#### [The problem]
How many lines of the data hold the word "Change"? State the number and nothing else.

#### [Listed records]
--

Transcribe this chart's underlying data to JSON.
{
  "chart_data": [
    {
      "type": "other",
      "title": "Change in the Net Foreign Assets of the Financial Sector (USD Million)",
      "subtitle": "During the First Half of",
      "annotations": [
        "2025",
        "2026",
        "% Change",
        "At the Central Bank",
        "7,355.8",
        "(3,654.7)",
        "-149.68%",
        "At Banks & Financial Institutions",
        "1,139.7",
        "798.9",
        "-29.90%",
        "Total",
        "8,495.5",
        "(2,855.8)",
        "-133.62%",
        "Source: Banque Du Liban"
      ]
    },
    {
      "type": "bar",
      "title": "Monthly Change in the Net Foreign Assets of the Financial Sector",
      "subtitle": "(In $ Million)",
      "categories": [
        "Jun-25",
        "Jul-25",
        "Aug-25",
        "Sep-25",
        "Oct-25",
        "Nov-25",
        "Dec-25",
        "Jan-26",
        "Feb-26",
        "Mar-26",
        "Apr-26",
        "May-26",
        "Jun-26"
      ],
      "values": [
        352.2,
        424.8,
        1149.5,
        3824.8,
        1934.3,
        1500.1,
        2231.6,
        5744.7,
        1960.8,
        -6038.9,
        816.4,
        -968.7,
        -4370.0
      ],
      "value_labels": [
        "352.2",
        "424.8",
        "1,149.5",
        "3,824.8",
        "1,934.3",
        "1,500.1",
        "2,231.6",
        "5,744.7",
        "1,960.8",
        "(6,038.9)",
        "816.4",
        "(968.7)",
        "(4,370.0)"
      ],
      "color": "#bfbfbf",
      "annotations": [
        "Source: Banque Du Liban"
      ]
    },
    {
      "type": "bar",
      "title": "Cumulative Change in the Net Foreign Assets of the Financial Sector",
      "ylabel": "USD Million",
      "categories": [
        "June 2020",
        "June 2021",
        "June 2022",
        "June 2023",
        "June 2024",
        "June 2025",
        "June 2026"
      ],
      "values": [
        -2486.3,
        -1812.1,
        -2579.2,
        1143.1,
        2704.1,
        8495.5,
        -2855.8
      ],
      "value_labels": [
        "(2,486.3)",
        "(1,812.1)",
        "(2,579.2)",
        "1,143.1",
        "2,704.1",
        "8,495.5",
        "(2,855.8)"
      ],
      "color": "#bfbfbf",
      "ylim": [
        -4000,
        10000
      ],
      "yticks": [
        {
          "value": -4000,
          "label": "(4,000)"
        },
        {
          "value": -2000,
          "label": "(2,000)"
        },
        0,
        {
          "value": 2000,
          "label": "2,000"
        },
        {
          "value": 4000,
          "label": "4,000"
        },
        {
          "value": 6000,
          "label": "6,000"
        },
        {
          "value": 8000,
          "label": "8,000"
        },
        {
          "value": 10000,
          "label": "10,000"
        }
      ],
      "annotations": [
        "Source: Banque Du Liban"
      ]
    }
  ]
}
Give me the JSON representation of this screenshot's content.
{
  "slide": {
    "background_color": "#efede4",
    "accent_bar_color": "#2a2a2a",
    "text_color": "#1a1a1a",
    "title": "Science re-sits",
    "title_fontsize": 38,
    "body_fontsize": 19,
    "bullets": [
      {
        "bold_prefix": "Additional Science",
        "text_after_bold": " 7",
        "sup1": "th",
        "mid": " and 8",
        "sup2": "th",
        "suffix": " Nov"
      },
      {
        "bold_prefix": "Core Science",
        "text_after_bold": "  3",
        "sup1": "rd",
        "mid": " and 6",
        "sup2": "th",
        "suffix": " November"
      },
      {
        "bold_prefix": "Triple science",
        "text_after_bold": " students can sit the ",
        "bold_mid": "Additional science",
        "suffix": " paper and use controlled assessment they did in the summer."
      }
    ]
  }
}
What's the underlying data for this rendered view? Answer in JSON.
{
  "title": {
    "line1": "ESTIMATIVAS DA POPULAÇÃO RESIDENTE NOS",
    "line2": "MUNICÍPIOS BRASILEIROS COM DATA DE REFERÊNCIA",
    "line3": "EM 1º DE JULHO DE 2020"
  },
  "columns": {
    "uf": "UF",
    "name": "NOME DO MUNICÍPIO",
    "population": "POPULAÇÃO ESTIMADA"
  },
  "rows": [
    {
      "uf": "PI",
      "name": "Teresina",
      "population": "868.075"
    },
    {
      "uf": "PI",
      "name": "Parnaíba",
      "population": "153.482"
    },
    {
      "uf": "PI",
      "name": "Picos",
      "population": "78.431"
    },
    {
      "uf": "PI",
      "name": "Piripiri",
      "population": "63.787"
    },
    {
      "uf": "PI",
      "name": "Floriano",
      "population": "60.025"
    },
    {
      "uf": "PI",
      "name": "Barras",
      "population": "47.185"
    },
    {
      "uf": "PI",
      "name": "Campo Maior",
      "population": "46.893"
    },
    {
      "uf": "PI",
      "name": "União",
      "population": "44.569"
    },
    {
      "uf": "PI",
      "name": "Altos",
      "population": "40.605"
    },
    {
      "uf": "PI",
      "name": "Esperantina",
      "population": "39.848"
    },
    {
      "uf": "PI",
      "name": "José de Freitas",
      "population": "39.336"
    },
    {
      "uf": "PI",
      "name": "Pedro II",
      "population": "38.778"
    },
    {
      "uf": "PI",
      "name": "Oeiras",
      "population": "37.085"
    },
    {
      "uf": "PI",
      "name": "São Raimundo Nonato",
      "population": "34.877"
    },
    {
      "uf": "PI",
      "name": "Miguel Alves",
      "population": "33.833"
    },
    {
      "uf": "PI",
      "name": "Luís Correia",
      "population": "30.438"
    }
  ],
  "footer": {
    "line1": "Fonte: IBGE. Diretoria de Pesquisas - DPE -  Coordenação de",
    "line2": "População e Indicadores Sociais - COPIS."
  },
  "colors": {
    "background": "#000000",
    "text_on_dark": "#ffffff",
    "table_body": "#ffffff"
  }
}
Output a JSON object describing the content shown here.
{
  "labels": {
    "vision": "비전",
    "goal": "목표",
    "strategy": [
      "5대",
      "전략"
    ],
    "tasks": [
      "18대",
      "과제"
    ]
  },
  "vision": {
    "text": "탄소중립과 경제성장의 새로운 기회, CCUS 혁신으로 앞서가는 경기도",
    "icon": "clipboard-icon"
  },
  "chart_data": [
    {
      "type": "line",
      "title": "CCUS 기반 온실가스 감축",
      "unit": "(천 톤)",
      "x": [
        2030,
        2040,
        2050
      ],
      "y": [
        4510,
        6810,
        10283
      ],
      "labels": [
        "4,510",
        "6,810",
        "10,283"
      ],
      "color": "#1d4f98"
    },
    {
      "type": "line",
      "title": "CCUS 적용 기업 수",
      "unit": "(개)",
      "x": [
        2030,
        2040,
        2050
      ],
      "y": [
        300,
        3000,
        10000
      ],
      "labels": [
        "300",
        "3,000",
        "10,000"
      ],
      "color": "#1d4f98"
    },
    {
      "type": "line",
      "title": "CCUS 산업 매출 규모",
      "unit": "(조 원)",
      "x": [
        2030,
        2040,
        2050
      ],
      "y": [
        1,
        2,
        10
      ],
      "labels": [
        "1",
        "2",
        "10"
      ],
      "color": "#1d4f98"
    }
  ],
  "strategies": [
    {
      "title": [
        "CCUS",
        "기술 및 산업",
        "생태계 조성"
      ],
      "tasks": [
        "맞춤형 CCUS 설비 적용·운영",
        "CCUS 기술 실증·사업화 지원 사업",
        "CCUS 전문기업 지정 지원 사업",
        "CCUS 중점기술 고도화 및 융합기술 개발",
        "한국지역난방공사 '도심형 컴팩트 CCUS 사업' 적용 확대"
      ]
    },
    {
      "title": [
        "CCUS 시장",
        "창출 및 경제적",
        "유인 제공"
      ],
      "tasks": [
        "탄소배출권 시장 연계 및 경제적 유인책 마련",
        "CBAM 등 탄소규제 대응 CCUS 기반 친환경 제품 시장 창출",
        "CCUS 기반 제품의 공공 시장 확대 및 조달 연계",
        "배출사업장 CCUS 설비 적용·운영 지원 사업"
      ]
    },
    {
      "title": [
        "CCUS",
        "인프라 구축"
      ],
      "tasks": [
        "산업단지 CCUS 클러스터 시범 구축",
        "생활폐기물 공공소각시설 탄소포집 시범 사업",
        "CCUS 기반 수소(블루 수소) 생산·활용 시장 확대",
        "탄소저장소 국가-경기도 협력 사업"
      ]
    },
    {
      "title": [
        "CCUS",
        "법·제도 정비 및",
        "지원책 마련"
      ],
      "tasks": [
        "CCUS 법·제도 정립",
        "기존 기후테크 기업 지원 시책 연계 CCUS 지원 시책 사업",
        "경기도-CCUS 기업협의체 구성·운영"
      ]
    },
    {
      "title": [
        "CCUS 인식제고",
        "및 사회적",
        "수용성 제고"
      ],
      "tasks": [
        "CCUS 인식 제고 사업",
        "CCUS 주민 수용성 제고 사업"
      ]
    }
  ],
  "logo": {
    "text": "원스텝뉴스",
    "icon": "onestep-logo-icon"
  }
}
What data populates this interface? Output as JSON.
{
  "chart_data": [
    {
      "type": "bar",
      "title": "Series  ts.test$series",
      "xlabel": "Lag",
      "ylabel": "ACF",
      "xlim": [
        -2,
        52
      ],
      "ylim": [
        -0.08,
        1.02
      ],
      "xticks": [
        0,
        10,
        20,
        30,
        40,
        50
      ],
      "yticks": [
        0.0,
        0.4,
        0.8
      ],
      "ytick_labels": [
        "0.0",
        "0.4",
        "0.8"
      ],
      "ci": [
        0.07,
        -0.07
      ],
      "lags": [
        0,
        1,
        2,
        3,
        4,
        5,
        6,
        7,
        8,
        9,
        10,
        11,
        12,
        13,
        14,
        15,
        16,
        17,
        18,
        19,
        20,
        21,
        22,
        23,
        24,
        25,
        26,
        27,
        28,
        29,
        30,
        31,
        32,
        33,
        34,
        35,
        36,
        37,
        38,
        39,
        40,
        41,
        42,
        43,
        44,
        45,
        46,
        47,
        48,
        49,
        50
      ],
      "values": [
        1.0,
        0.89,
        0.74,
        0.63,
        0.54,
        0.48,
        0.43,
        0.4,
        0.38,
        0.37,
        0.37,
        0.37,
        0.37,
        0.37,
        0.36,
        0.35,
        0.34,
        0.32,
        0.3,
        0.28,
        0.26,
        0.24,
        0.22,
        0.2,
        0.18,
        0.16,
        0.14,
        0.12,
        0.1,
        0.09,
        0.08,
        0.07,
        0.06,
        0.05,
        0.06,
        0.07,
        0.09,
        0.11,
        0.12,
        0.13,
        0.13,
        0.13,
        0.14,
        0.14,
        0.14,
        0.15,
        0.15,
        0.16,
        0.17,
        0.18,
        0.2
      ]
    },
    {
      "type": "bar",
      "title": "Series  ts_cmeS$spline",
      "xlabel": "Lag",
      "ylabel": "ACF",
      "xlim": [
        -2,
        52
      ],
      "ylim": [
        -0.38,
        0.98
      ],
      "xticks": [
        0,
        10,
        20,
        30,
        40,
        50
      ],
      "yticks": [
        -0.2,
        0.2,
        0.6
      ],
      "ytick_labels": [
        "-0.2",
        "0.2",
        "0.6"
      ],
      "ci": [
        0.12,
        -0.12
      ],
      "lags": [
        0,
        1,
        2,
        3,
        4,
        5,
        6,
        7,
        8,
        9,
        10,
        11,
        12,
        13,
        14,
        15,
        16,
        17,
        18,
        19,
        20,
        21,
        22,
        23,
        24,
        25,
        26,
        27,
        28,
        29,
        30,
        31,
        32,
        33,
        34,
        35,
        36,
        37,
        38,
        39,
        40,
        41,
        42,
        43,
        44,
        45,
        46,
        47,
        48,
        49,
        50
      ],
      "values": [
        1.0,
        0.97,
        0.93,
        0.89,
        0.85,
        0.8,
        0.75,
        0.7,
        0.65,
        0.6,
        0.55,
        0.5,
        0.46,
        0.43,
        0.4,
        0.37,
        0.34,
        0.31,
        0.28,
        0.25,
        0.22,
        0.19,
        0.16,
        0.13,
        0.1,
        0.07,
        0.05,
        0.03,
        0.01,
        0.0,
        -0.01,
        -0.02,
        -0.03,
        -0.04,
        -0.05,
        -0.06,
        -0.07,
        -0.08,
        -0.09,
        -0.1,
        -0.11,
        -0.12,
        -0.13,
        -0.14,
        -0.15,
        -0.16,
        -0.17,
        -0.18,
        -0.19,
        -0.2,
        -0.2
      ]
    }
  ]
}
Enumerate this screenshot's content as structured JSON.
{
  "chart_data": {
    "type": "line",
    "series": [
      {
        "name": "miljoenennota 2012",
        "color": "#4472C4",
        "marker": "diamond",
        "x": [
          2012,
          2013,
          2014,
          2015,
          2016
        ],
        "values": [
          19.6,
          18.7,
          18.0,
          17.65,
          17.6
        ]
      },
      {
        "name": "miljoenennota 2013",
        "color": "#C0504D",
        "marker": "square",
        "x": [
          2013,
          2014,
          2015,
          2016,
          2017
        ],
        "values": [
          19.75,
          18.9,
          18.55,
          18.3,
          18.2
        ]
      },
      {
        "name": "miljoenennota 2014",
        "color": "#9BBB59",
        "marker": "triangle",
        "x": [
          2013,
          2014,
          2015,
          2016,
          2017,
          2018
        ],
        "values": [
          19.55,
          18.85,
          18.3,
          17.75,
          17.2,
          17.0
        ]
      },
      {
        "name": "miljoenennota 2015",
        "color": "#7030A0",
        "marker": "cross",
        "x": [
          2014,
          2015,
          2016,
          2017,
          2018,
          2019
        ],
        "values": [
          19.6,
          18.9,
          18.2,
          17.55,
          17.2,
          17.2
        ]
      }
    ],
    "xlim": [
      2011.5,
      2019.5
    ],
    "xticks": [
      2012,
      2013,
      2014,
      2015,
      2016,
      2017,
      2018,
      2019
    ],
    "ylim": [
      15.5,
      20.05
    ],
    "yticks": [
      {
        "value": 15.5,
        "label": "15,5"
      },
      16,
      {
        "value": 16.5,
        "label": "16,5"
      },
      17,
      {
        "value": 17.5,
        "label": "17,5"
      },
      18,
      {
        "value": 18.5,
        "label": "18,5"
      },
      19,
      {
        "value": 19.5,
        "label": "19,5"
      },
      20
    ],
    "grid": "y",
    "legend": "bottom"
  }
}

--

#### [Answer to this exercise]
4